(Exercise objective) Word for word, restate every line of the material.

(Entries provided)

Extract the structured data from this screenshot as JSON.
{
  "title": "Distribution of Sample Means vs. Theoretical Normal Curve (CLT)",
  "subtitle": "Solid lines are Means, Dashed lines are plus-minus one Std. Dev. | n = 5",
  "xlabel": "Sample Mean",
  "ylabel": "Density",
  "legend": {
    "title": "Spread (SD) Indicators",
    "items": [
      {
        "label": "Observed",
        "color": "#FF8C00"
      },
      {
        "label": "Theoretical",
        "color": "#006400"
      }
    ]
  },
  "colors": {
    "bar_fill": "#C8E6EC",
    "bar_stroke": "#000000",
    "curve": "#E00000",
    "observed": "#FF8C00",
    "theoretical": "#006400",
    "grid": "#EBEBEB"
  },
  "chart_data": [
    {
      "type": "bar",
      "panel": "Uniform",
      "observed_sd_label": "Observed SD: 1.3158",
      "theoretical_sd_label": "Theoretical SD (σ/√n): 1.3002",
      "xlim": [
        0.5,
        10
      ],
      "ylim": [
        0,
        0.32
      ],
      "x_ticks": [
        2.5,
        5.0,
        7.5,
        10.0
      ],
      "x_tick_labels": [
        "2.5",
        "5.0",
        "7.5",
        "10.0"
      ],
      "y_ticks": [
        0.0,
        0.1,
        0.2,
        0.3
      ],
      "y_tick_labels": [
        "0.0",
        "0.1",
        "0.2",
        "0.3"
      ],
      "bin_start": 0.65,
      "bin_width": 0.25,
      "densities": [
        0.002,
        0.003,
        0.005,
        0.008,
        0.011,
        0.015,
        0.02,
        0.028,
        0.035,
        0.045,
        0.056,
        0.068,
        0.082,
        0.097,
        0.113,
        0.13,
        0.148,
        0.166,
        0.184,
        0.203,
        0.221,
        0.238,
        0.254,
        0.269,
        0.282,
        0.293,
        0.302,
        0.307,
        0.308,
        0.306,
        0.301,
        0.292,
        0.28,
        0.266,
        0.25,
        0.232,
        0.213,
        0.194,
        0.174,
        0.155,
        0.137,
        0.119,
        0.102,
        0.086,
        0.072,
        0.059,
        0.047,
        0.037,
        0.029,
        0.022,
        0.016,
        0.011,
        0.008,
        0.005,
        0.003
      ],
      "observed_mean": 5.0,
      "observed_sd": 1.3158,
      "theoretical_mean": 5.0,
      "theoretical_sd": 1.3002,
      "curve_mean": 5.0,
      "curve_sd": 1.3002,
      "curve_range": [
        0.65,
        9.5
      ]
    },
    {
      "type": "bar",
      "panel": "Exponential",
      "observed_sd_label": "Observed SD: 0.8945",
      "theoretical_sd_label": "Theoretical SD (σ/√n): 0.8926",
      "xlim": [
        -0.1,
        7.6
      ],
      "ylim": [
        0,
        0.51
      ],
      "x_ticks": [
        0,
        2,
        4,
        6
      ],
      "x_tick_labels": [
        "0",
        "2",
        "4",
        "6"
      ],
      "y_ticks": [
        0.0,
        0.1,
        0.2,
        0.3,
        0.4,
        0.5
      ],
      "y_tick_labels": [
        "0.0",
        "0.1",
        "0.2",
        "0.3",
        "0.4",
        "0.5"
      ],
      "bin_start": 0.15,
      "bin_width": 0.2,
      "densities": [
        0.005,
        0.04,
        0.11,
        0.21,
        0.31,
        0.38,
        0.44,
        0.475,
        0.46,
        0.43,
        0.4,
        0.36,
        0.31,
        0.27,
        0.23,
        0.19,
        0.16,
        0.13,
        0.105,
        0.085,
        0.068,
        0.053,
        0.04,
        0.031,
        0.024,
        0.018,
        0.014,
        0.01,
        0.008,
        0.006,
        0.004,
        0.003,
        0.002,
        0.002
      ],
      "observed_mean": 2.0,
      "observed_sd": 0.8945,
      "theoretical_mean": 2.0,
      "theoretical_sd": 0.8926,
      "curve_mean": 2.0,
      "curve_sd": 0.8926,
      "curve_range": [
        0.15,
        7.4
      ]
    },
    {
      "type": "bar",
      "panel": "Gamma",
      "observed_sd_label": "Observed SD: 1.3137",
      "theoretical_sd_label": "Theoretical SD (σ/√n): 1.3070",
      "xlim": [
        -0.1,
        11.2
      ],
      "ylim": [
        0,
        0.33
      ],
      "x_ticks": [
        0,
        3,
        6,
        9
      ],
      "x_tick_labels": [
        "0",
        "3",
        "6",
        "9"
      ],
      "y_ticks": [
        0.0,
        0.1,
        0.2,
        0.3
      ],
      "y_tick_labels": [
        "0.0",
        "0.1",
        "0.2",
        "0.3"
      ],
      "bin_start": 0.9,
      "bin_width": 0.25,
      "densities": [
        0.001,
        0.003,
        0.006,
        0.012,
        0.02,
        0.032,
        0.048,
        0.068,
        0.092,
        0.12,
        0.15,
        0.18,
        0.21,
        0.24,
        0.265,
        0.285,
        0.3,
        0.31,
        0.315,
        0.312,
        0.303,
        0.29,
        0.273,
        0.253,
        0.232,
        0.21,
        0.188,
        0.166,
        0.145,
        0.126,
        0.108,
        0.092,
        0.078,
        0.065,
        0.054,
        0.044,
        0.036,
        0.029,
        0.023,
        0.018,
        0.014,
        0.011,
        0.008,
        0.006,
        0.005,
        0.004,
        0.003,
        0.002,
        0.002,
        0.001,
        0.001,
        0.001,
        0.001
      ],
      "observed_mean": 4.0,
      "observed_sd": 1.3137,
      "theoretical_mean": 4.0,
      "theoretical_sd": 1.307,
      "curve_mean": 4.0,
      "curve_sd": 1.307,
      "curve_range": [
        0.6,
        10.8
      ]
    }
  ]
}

(Exercise solution)
Extract the structured data from this screenshot as JSON.
{
  "title": "Distribution of Sample Means vs. Theoretical Normal Curve (CLT)",
  "subtitle": "Solid lines are Means, Dashed lines are plus-minus one Std. Dev. | n = 5",
  "xlabel": "Sample Mean",
  "ylabel": "Density",
  "legend": {
    "title": "Spread (SD) Indicators",
    "items": [
      {
        "label": "Observed",
        "color": "#FF8C00"
      },
      {
        "label": "Theoretical",
        "color": "#006400"
      }
    ]
  },
  "colors": {
    "bar_fill": "#C8E6EC",
    "bar_stroke": "#000000",
    "curve": "#E00000",
    "observed": "#FF8C00",
    "theoretical": "#006400",
    "grid": "#EBEBEB"
  },
  "chart_data": [
    {
      "type": "bar",
      "panel": "Uniform",
      "observed_sd_label": "Observed SD: 1.3158",
      "theoretical_sd_label": "Theoretical SD (σ/√n): 1.3002",
      "xlim": [
        0.5,
        10
      ],
      "ylim": [
        0,
        0.32
      ],
      "x_ticks": [
        2.5,
        5.0,
        7.5,
        10.0
      ],
      "x_tick_labels": [
        "2.5",
        "5.0",
        "7.5",
        "10.0"
      ],
      "y_ticks": [
        0.0,
        0.1,
        0.2,
        0.3
      ],
      "y_tick_labels": [
        "0.0",
        "0.1",
        "0.2",
        "0.3"
      ],
      "bin_start": 0.65,
      "bin_width": 0.25,
      "densities": [
        0.002,
        0.003,
        0.005,
        0.008,
        0.011,
        0.015,
        0.02,
        0.028,
        0.035,
        0.045,
        0.056,
        0.068,
        0.082,
        0.097,
        0.113,
        0.13,
        0.148,
        0.166,
        0.184,
        0.203,
        0.221,
        0.238,
        0.254,
        0.269,
        0.282,
        0.293,
        0.302,
        0.307,
        0.308,
        0.306,
        0.301,
        0.292,
        0.28,
        0.266,
        0.25,
        0.232,
        0.213,
        0.194,
        0.174,
        0.155,
        0.137,
        0.119,
        0.102,
        0.086,
        0.072,
        0.059,
        0.047,
        0.037,
        0.029,
        0.022,
        0.016,
        0.011,
        0.008,
        0.005,
        0.003
      ],
      "observed_mean": 5.0,
      "observed_sd": 1.3158,
      "theoretical_mean": 5.0,
      "theoretical_sd": 1.3002,
      "curve_mean": 5.0,
      "curve_sd": 1.3002,
      "curve_range": [
        0.65,
        9.5
      ]
    },
    {
      "type": "bar",
      "panel": "Exponential",
      "observed_sd_label": "Observed SD: 0.8945",
      "theoretical_sd_label": "Theoretical SD (σ/√n): 0.8926",
      "xlim": [
        -0.1,
        7.6
      ],
      "ylim": [
        0,
        0.51
      ],
      "x_ticks": [
        0,
        2,
        4,
        6
      ],
      "x_tick_labels": [
        "0",
        "2",
        "4",
        "6"
      ],
      "y_ticks": [
        0.0,
        0.1,
        0.2,
        0.3,
        0.4,
        0.5
      ],
      "y_tick_labels": [
        "0.0",
        "0.1",
        "0.2",
        "0.3",
        "0.4",
        "0.5"
      ],
      "bin_start": 0.15,
      "bin_width": 0.2,
      "densities": [
        0.005,
        0.04,
        0.11,
        0.21,
        0.31,
        0.38,
        0.44,
        0.475,
        0.46,
        0.43,
        0.4,
        0.36,
        0.31,
        0.27,
        0.23,
        0.19,
        0.16,
        0.13,
        0.105,
        0.085,
        0.068,
        0.053,
        0.04,
        0.031,
        0.024,
        0.018,
        0.014,
        0.01,
        0.008,
        0.006,
        0.004,
        0.003,
        0.002,
        0.002
      ],
      "observed_mean": 2.0,
      "observed_sd": 0.8945,
      "theoretical_mean": 2.0,
      "theoretical_sd": 0.8926,
      "curve_mean": 2.0,
      "curve_sd": 0.8926,
      "curve_range": [
        0.15,
        7.4
      ]
    },
    {
      "type": "bar",
      "panel": "Gamma",
      "observed_sd_label": "Observed SD: 1.3137",
      "theoretical_sd_label": "Theoretical SD (σ/√n): 1.3070",
      "xlim": [
        -0.1,
        11.2
      ],
      "ylim": [
        0,
        0.33
      ],
      "x_ticks": [
        0,
        3,
        6,
        9
      ],
      "x_tick_labels": [
        "0",
        "3",
        "6",
        "9"
      ],
      "y_ticks": [
        0.0,
        0.1,
        0.2,
        0.3
      ],
      "y_tick_labels": [
        "0.0",
        "0.1",
        "0.2",
        "0.3"
      ],
      "bin_start": 0.9,
      "bin_width": 0.25,
      "densities": [
        0.001,
        0.003,
        0.006,
        0.012,
        0.02,
        0.032,
        0.048,
        0.068,
        0.092,
        0.12,
        0.15,
        0.18,
        0.21,
        0.24,
        0.265,
        0.285,
        0.3,
        0.31,
        0.315,
        0.312,
        0.303,
        0.29,
        0.273,
        0.253,
        0.232,
        0.21,
        0.188,
        0.166,
        0.145,
        0.126,
        0.108,
        0.092,
        0.078,
        0.065,
        0.054,
        0.044,
        0.036,
        0.029,
        0.023,
        0.018,
        0.014,
        0.011,
        0.008,
        0.006,
        0.005,
        0.004,
        0.003,
        0.002,
        0.002,
        0.001,
        0.001,
        0.001,
        0.001
      ],
      "observed_mean": 4.0,
      "observed_sd": 1.3137,
      "theoretical_mean": 4.0,
      "theoretical_sd": 1.307,
      "curve_mean": 4.0,
      "curve_sd": 1.307,
      "curve_range": [
        0.6,
        10.8
      ]
    }
  ]
}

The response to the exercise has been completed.